▶ [Document text]
— Begin —

# teal

**Repository Path**: weiainiwxy/teal

## Basic Information

- **Project Name**: teal
- **Description**: No description available
- **Primary Language**: Unknown
- **License**: MIT
- **Default Branch**: main
- **Homepage**: None
- **GVP Project**: No

## Statistics

- **Stars**: 0
- **Forks**: 0
- **Created**: 2025-02-13
- **Last Updated**: 2025-02-13

## Categories & Tags

**Categories**: Uncategorized

**Tags**: None

## README

# Teal: Traffic Engineering Accelerated by Learning

[Teal](https://dl.acm.org/doi/10.1145/3603269.3604857) is a learning-accelerated traffic engineering (TE) algorithm for cloud wide-area networks (WANs), published at ACM SIGCOMM '23.
By harnessing the parallel processing power of GPUs, Teal achieves unprecedented
acceleration of TE control, surpassing production TE solvers by several orders of magnitude
while retaining near-optimal flow allocations.

## Getting started

### Hardware requirements

- Linux OS (tested on Ubuntu 20.04, 22.04, and CentOS 7)

— End —

▶ [Tasks and exercises]
a. Decide whether each statement agrees with the Teal repository page, answering yes or no and quoting the words that settle it: (i) Teal is a traffic engineering algorithm for cloud wide-area networks; (ii) Teal was published at ACM SIGCOMM '22; (iii) Windows is among the tested operating systems.
b. Rewrite the passage of the Teal repository page between "## Categories &" and "near-optimal flow allocations.", inclusive, putting "accelerators" in place of "GPUs".

▶ [Data provided]
— Begin —

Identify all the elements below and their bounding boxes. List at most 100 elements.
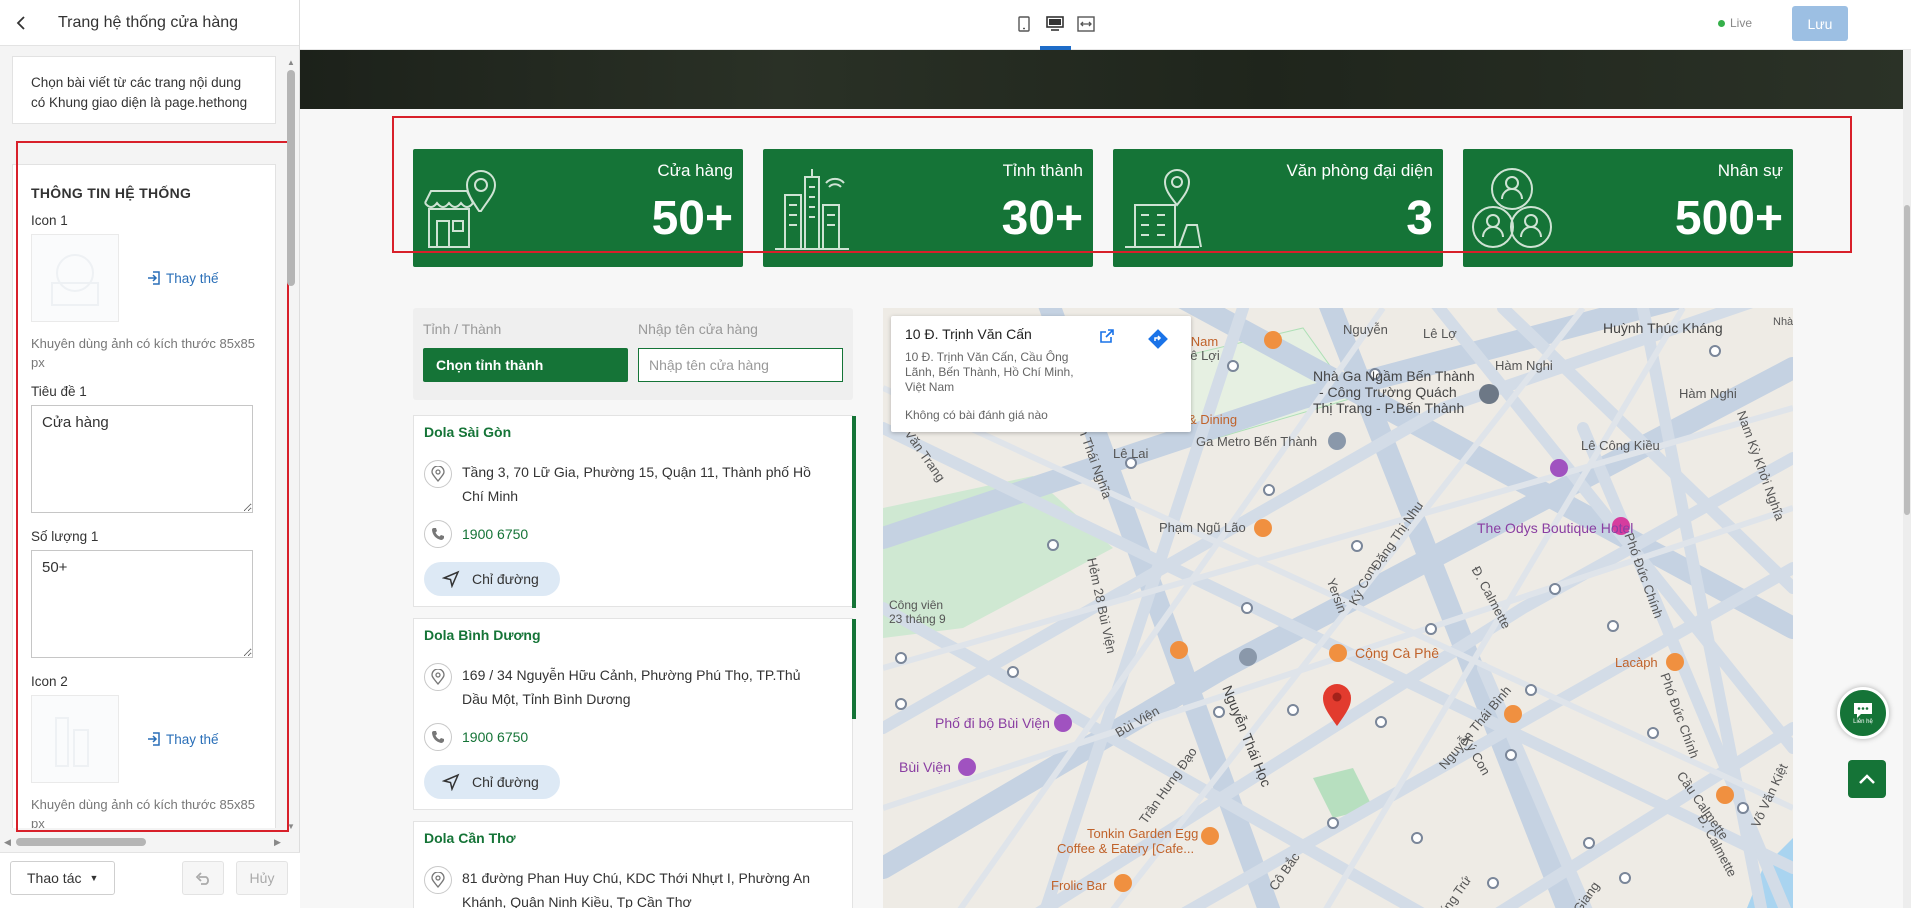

— End —

▶ [Answers to the problems]
a.
(i) Yes: "a learning-accelerated traffic engineering (TE) algorithm for cloud wide-area networks (WANs)"
(ii) No: "published at ACM SIGCOMM '23."
(iii) No: "Linux OS (tested on Ubuntu 20.04, 22.04, and CentOS 7)"

b.
## Categories & Tags

**Categories**: Uncategorized

**Tags**: None

## README

# Teal: Traffic Engineering Accelerated by Learning

[Teal](https://dl.acm.org/doi/10.1145/3603269.3604857) is a learning-accelerated traffic engineering (TE) algorithm for cloud wide-area networks (WANs), published at ACM SIGCOMM '23.
By harnessing the parallel processing power of accelerators, Teal achieves unprecedented
acceleration of TE control, surpassing production TE solvers by several orders of magnitude
while retaining near-optimal flow allocations.